Reproduce each of the items below word for word, without altering any character.

### RECORD LIST
•••••

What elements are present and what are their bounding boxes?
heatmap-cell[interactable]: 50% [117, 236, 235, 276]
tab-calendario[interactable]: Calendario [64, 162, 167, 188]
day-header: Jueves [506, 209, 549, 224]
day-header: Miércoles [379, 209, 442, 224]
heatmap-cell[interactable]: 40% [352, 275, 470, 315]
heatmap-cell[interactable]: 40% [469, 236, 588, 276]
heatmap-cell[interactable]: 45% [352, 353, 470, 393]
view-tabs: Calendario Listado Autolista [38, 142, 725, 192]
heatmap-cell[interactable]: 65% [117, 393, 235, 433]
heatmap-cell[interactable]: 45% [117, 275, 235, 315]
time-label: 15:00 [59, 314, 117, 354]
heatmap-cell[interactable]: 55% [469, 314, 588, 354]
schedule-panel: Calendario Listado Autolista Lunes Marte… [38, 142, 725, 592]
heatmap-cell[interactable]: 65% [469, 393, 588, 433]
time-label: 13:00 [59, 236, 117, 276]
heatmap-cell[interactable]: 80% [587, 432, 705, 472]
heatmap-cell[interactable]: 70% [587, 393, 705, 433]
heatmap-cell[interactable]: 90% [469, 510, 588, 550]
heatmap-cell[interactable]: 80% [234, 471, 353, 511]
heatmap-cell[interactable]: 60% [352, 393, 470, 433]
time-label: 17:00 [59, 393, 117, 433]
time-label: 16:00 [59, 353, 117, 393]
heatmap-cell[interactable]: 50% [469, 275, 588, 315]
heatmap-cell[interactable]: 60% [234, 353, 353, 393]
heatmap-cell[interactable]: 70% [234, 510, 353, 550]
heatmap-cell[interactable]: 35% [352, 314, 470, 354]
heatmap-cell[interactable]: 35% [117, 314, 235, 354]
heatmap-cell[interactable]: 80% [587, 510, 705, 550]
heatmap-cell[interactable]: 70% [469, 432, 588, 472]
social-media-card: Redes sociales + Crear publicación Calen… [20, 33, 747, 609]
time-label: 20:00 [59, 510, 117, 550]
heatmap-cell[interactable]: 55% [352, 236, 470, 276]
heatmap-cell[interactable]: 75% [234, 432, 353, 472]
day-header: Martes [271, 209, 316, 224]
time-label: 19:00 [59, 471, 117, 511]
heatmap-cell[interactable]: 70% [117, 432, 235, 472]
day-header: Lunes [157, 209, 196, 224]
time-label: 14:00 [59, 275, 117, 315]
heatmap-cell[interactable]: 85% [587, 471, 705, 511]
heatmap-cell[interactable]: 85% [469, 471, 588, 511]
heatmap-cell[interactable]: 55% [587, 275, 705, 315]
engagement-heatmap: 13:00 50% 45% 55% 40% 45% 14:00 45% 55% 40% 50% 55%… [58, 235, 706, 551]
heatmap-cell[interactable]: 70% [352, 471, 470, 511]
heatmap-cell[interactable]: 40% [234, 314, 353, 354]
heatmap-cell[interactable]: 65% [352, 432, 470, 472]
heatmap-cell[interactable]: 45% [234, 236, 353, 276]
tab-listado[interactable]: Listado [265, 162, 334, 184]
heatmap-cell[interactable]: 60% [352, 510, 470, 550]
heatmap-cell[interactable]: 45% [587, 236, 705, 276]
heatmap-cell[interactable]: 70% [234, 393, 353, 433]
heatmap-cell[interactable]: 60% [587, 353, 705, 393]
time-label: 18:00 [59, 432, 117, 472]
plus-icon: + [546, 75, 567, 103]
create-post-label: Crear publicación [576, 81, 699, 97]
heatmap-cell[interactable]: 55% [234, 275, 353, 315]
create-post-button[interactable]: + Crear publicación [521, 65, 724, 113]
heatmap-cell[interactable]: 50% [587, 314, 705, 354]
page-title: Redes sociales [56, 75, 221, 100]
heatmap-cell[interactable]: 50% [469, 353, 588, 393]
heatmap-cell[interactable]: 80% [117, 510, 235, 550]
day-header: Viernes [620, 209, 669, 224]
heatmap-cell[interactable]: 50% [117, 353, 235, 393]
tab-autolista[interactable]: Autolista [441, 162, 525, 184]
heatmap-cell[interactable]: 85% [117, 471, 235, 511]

•••••

### EXPECTED OUTPUT
What elements are present and what are their bounding boxes?
heatmap-cell[interactable]: 50% [117, 236, 235, 276]
tab-calendario[interactable]: Calendario [64, 162, 167, 188]
day-header: Jueves [506, 209, 549, 224]
day-header: Miércoles [379, 209, 442, 224]
heatmap-cell[interactable]: 40% [352, 275, 470, 315]
heatmap-cell[interactable]: 40% [469, 236, 588, 276]
heatmap-cell[interactable]: 45% [352, 353, 470, 393]
view-tabs: Calendario Listado Autolista [38, 142, 725, 192]
heatmap-cell[interactable]: 65% [117, 393, 235, 433]
heatmap-cell[interactable]: 45% [117, 275, 235, 315]
time-label: 15:00 [59, 314, 117, 354]
heatmap-cell[interactable]: 55% [469, 314, 588, 354]
schedule-panel: Calendario Listado Autolista Lunes Marte… [38, 142, 725, 592]
heatmap-cell[interactable]: 65% [469, 393, 588, 433]
time-label: 13:00 [59, 236, 117, 276]
heatmap-cell[interactable]: 80% [587, 432, 705, 472]
heatmap-cell[interactable]: 70% [587, 393, 705, 433]
heatmap-cell[interactable]: 90% [469, 510, 588, 550]
heatmap-cell[interactable]: 80% [234, 471, 353, 511]
heatmap-cell[interactable]: 60% [352, 393, 470, 433]
time-label: 17:00 [59, 393, 117, 433]
time-label: 16:00 [59, 353, 117, 393]
heatmap-cell[interactable]: 50% [469, 275, 588, 315]
heatmap-cell[interactable]: 60% [234, 353, 353, 393]
heatmap-cell[interactable]: 70% [234, 510, 353, 550]
heatmap-cell[interactable]: 35% [352, 314, 470, 354]
heatmap-cell[interactable]: 35% [117, 314, 235, 354]
heatmap-cell[interactable]: 80% [587, 510, 705, 550]
heatmap-cell[interactable]: 70% [469, 432, 588, 472]
social-media-card: Redes sociales + Crear publicación Calen… [20, 33, 747, 609]
time-label: 20:00 [59, 510, 117, 550]
heatmap-cell[interactable]: 55% [352, 236, 470, 276]
heatmap-cell[interactable]: 75% [234, 432, 353, 472]
day-header: Martes [271, 209, 316, 224]
time-label: 19:00 [59, 471, 117, 511]
heatmap-cell[interactable]: 70% [117, 432, 235, 472]
day-header: Lunes [157, 209, 196, 224]
time-label: 14:00 [59, 275, 117, 315]
heatmap-cell[interactable]: 85% [587, 471, 705, 511]
heatmap-cell[interactable]: 85% [469, 471, 588, 511]
heatmap-cell[interactable]: 55% [587, 275, 705, 315]
engagement-heatmap: 13:00 50% 45% 55% 40% 45% 14:00 45% 55% 40% 50% 55%… [58, 235, 706, 551]
heatmap-cell[interactable]: 70% [352, 471, 470, 511]
heatmap-cell[interactable]: 40% [234, 314, 353, 354]
heatmap-cell[interactable]: 65% [352, 432, 470, 472]
heatmap-cell[interactable]: 45% [234, 236, 353, 276]
tab-listado[interactable]: Listado [265, 162, 334, 184]
heatmap-cell[interactable]: 60% [352, 510, 470, 550]
heatmap-cell[interactable]: 45% [587, 236, 705, 276]
heatmap-cell[interactable]: 70% [234, 393, 353, 433]
heatmap-cell[interactable]: 60% [587, 353, 705, 393]
time-label: 18:00 [59, 432, 117, 472]
plus-icon: + [546, 75, 567, 103]
create-post-label: Crear publicación [576, 81, 699, 97]
heatmap-cell[interactable]: 55% [234, 275, 353, 315]
create-post-button[interactable]: + Crear publicación [521, 65, 724, 113]
heatmap-cell[interactable]: 50% [587, 314, 705, 354]
page-title: Redes sociales [56, 75, 221, 100]
heatmap-cell[interactable]: 50% [469, 353, 588, 393]
heatmap-cell[interactable]: 80% [117, 510, 235, 550]
day-header: Viernes [620, 209, 669, 224]
heatmap-cell[interactable]: 50% [117, 353, 235, 393]
tab-autolista[interactable]: Autolista [441, 162, 525, 184]
heatmap-cell[interactable]: 85% [117, 471, 235, 511]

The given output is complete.